| MATERIAL SHOWN |
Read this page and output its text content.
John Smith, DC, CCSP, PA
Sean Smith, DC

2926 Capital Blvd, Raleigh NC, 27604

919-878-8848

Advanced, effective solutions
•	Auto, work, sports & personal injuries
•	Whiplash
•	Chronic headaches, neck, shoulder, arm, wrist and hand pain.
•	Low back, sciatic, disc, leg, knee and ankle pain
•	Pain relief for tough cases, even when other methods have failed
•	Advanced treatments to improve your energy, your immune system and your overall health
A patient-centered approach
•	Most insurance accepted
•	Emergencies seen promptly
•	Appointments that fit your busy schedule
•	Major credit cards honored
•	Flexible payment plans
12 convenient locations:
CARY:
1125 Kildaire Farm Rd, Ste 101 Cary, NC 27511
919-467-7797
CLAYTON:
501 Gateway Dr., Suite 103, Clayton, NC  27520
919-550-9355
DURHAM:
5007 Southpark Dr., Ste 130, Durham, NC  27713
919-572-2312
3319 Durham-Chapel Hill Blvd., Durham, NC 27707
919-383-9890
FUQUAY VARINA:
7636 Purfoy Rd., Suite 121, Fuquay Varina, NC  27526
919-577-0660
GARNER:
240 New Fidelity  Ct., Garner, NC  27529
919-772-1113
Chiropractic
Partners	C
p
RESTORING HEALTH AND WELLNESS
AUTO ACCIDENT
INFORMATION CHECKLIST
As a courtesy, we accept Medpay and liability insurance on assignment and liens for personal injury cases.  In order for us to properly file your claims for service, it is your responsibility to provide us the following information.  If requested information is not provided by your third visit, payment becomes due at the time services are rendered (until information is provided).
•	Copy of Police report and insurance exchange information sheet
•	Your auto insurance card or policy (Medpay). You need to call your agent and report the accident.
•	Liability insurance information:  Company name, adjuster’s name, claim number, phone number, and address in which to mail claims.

| REQUIREMENT |
Which lines hold the word "payment"? Return all of them from the records above.

| ANSWER TO THE PROBLEM |
•	Flexible payment plans
As a courtesy, we accept Medpay and liability insurance on assignment and liens for personal injury cases.  In order for us to properly file your claims for service, it is your responsibility to provide us the following information.  If requested information is not provided by your third visit, payment becomes due at the time services are rendered (until information is provided).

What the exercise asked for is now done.